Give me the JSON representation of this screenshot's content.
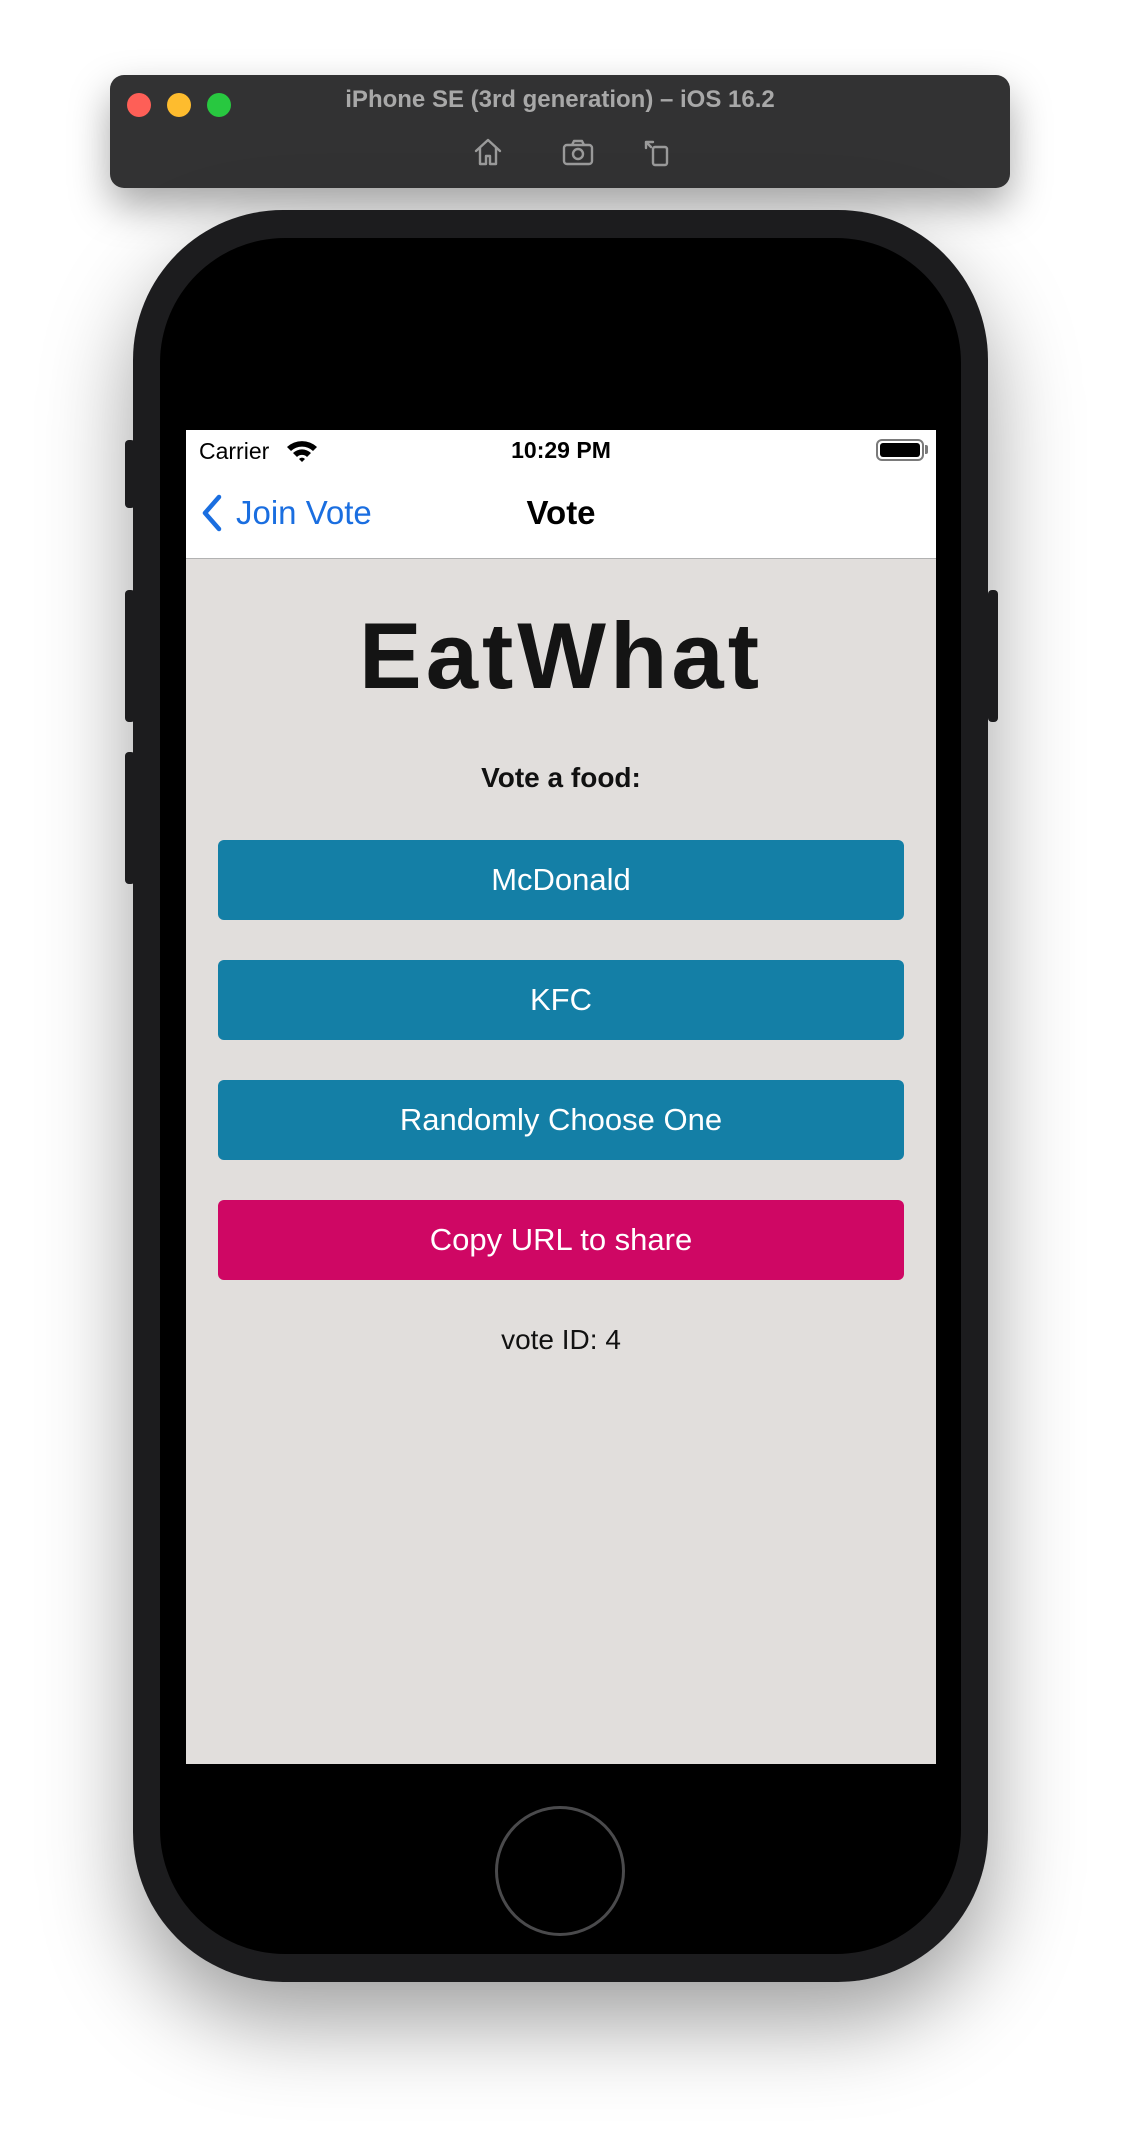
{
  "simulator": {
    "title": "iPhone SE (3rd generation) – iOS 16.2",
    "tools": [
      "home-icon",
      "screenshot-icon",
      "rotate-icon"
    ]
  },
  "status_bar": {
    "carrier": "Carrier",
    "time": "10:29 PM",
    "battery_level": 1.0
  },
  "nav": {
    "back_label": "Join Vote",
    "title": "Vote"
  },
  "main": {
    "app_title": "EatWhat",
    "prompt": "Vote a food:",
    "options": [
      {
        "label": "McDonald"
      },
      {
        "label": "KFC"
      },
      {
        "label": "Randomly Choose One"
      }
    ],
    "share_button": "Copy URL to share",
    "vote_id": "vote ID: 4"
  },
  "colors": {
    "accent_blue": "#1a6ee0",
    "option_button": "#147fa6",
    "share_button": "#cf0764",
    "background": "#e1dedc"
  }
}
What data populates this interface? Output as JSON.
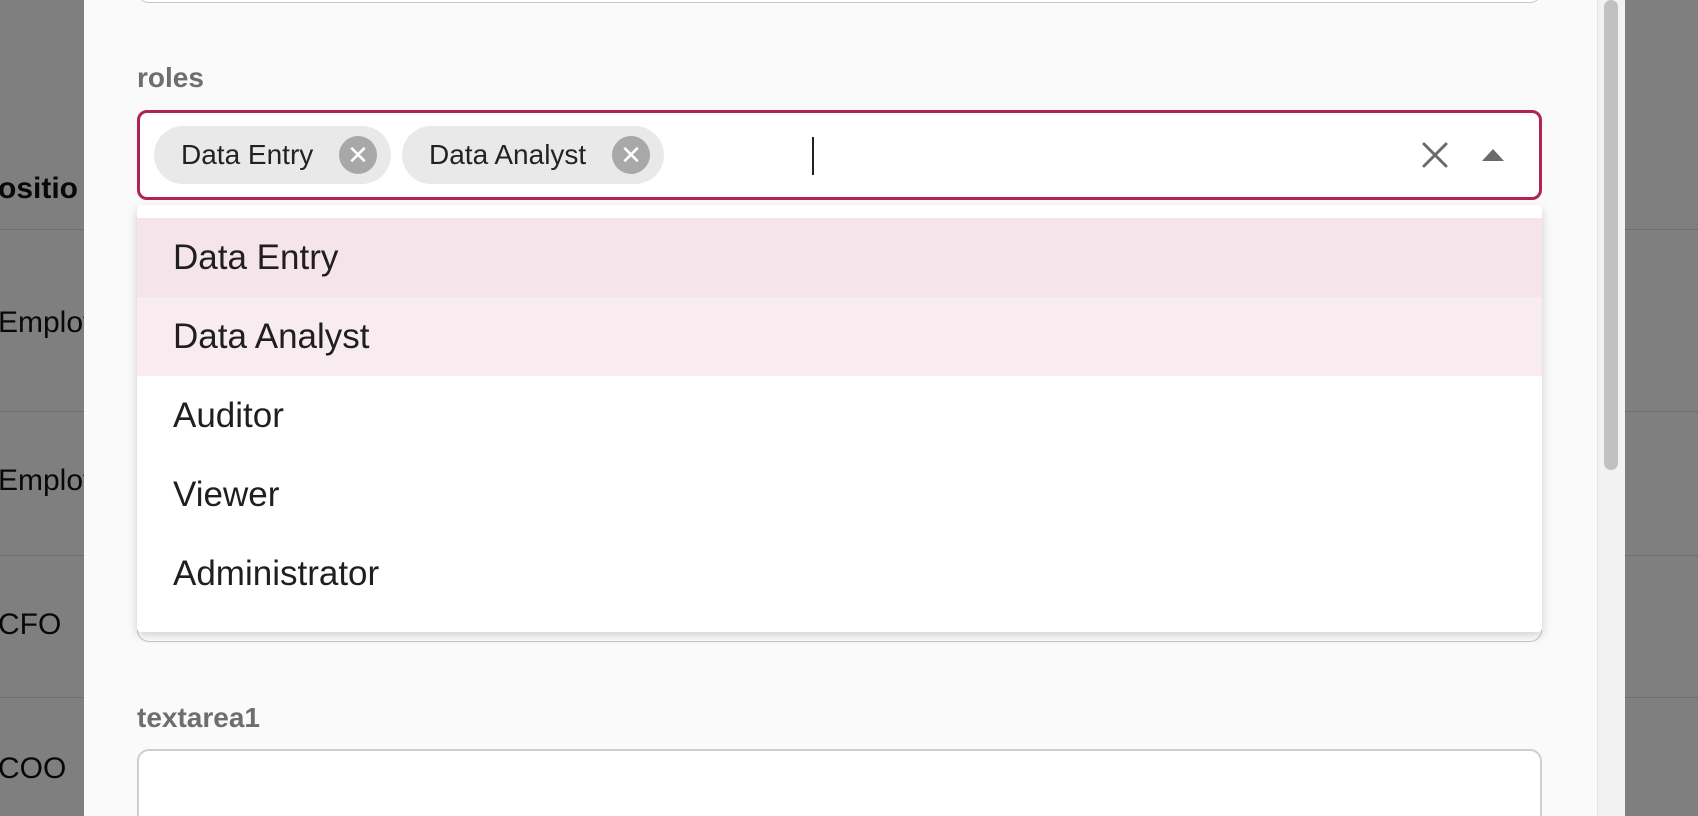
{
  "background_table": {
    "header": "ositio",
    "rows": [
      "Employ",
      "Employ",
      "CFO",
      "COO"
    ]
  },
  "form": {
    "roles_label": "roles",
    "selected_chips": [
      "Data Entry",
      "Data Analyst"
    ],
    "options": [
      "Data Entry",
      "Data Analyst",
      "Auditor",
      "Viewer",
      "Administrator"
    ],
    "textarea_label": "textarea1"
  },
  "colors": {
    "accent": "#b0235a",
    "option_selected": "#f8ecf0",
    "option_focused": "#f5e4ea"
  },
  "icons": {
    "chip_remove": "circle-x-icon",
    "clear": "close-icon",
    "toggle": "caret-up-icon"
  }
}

* * * * * * *

Quote the material above exactly, from the line holding "What data populates" through its last line, including both. Omit the pictures.

● **Task result**
What data populates this interface? Output as JSON.
{
  "background_table": {
    "header": "ositio",
    "rows": [
      "Employ",
      "Employ",
      "CFO",
      "COO"
    ]
  },
  "form": {
    "roles_label": "roles",
    "selected_chips": [
      "Data Entry",
      "Data Analyst"
    ],
    "options": [
      "Data Entry",
      "Data Analyst",
      "Auditor",
      "Viewer",
      "Administrator"
    ],
    "textarea_label": "textarea1"
  },
  "colors": {
    "accent": "#b0235a",
    "option_selected": "#f8ecf0",
    "option_focused": "#f5e4ea"
  },
  "icons": {
    "chip_remove": "circle-x-icon",
    "clear": "close-icon",
    "toggle": "caret-up-icon"
  }
}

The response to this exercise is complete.